Exclude the pictures and reproduce the remaining data exactly as written.

- **AVAILABLE DATA**
########
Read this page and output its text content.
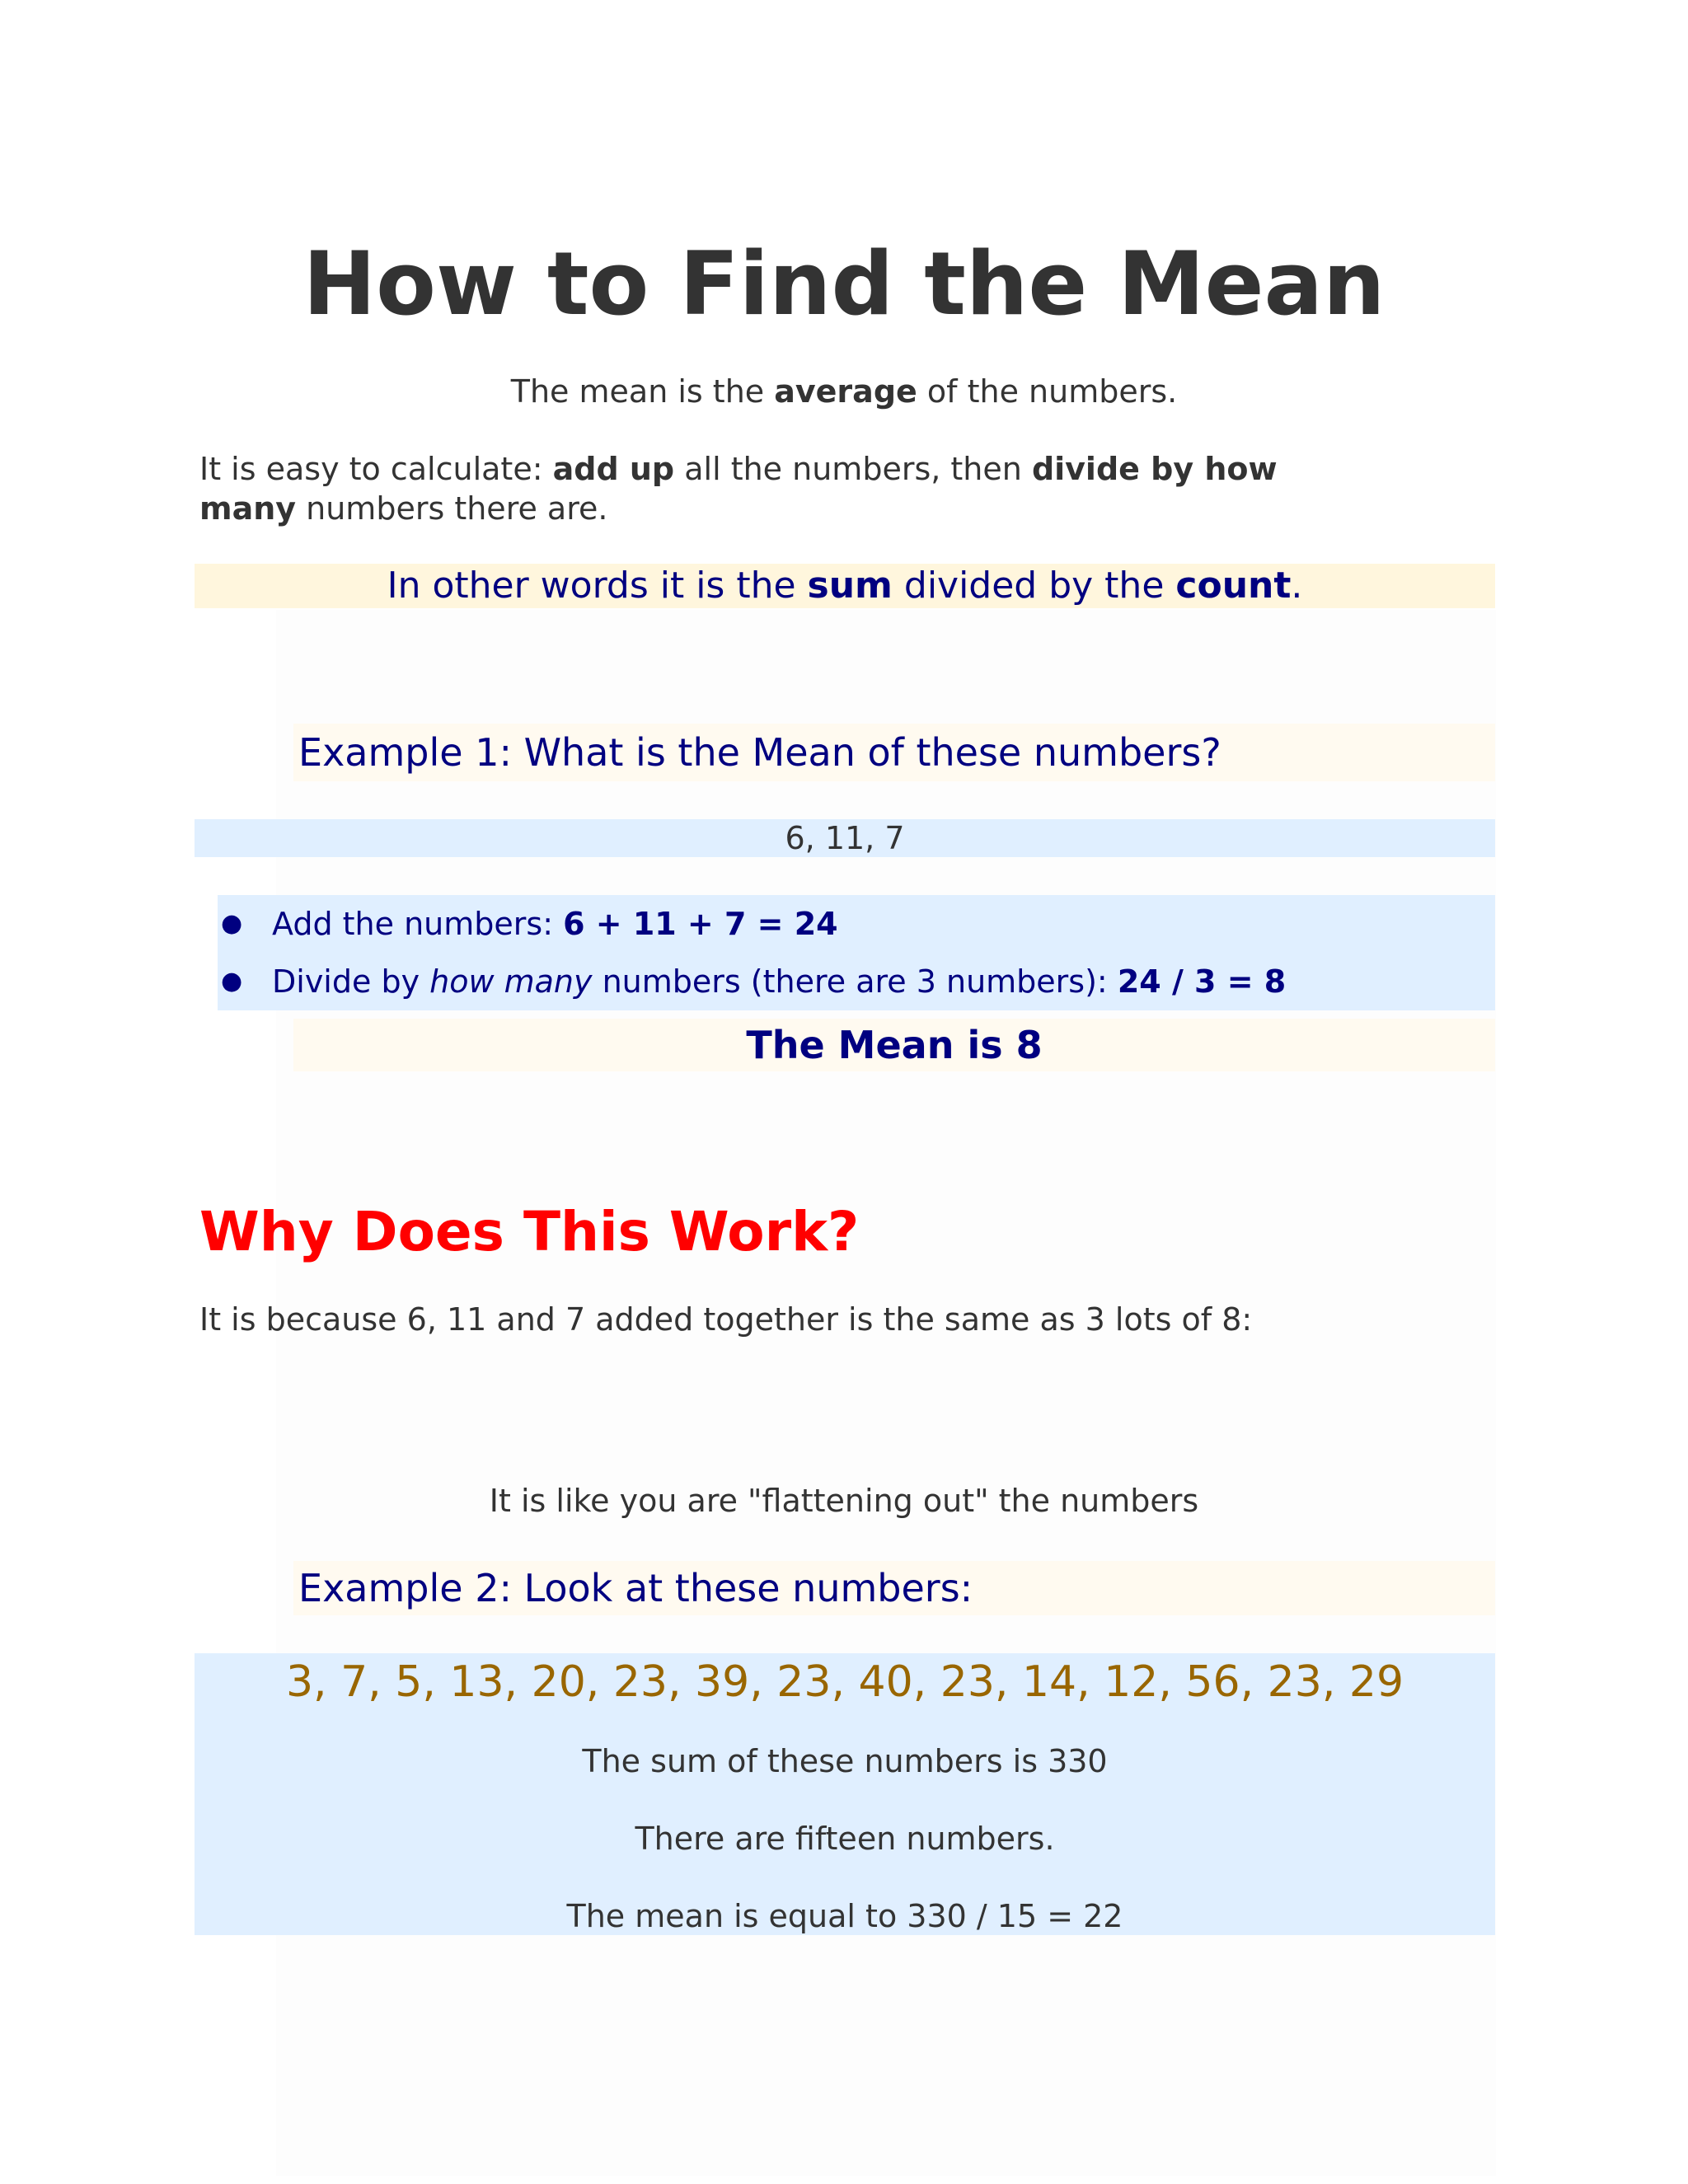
How to Find the Mean
The mean is the average of the numbers.
It is easy to calculate: add up all the numbers, then divide by how many numbers there are.
In other words it is the sum divided by the count.
Example 1: What is the Mean of these numbers?
6, 11, 7
● Add the numbers: 6 + 11 + 7 = 24
● Divide by how many numbers (there are 3 numbers): 24 / 3 = 8
The Mean is 8
Why Does This Work?
It is because 6, 11 and 7 added together is the same as 3 lots of 8:
It is like you are "flattening out" the numbers
Example 2: Look at these numbers:
3, 7, 5, 13, 20, 23, 39, 23, 40, 23, 14, 12, 56, 23, 29
The sum of these numbers is 330
There are fifteen numbers.
The mean is equal to 330 / 15 = 22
########
- **OUTPUT BELOW**
Read this page and output its text content.
How to Find the Mean
The mean is the average of the numbers.
It is easy to calculate: add up all the numbers, then divide by how many numbers there are.
In other words it is the sum divided by the count.
Example 1: What is the Mean of these numbers?
6, 11, 7
● Add the numbers: 6 + 11 + 7 = 24
● Divide by how many numbers (there are 3 numbers): 24 / 3 = 8
The Mean is 8
Why Does This Work?
It is because 6, 11 and 7 added together is the same as 3 lots of 8:
It is like you are "flattening out" the numbers
Example 2: Look at these numbers:
3, 7, 5, 13, 20, 23, 39, 23, 40, 23, 14, 12, 56, 23, 29
The sum of these numbers is 330
There are fifteen numbers.
The mean is equal to 330 / 15 = 22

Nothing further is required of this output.